Notation

"Words offer the means to meaning, and for those who will listen, the enunciation of truth" ~ V for Vendetta

Notation is the verbiage of mathematics, and one I confess I have never mastered. Given my ambitions to get at least somewhat cracked at ML/AI stuff, I need to get better at this first.

Below is the notation table I extracted from the Mathematics for Machine Learning book by Marc Peter Deisenroth, A Aldo Faisal, and Cheng Soon Ong.

I will be using this as a reference to get better at understanding the notation used in ML/AI.

Table of Symbols

Symbol	Typical meaning
$a, b, c, \alpha, \beta, \gamma$	Scalars are lowercase
$\mathbf{x}, \mathbf{y}, \mathbf{z}$	Vectors are bold lowercase
$\mathbf{A}, \mathbf{B}, \mathbf{C}$	Matrices are bold uppercase
$\mathbf{x}^\top, \mathbf{A}^\top$	Transpose of a vector or matrix
$\mathbf{A}^{-1}$	Inverse of a matrix
$\langle \mathbf{x}, \mathbf{y} \rangle$	Inner product of $\mathbf{x}$ and $\mathbf{y}$
$\mathbf{x}^\top \mathbf{y}$	Dot product of $\mathbf{x}$ and $\mathbf{y}$
$\bm{B} = (b_1, b_2, b_3)$	(Ordered) tuple
$\mathbf{B} = [b_1, b_2, b_3]$	Matrix of column vectors stacked horizontally
$\mathcal{B} = \{b_1, b_2, b_3\}$	Set of vectors (unordered)
$\mathbb{Z}, \mathbb{N}$	Integers and natural numbers, respectively
$\mathbb{R}, \mathbb{C}$	Real and complex numbers, respectively
$\mathbb{R}^n$	$n$ -dimensional vector space of real numbers
$\forall x$	Universal quantifier: for all $x$
$\exists x$	Existential quantifier: there exists $x$
$a \coloneqq b$	$a$ is defined as $b$
$a \eqqcolon b$	$b$ is defined as $a$
$a \propto b$	$a$ is proportional to $b$ , i.e., $a = \text{constant} \cdot b$
$g \circ f$	Function composition: " $g$ after $f$ "

══════════

◆ Problem requirements
Rewrite the part of the notation post between "Notation is the" and "Cheng Soon Ong.", inclusive, putting "goals" in place of "ambitions".

◆ Data block
══════════

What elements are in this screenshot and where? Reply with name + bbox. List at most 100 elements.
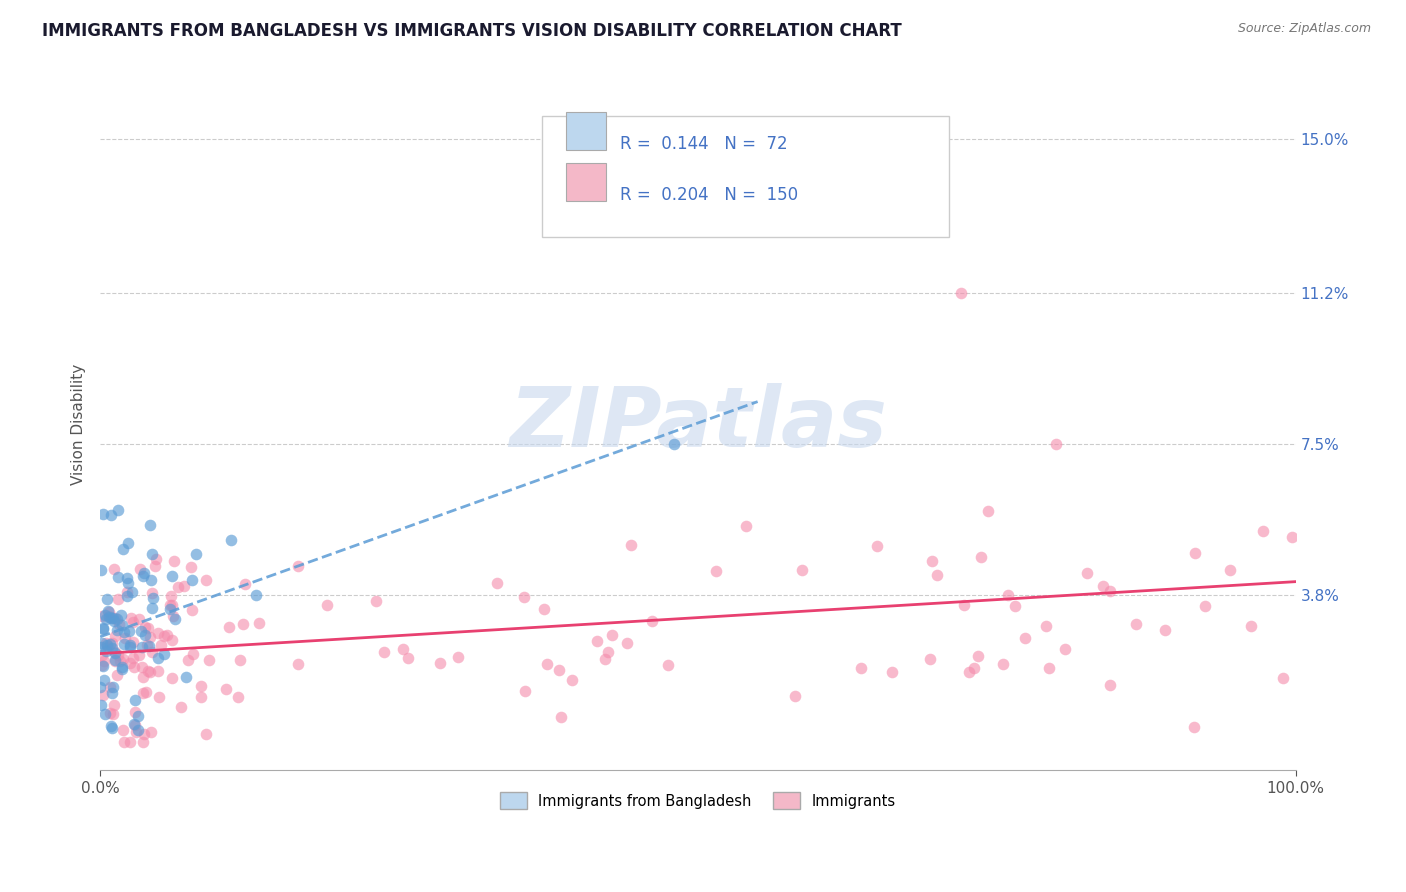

══════════

◆ Task output
Notation is the verbiage of mathematics, and one I confess I have never mastered. Given my goals to get at least somewhat cracked at ML/AI stuff, I need to get better at this first.

Below is the notation table I extracted from the Mathematics for Machine Learning book by Marc Peter Deisenroth, A Aldo Faisal, and Cheng Soon Ong.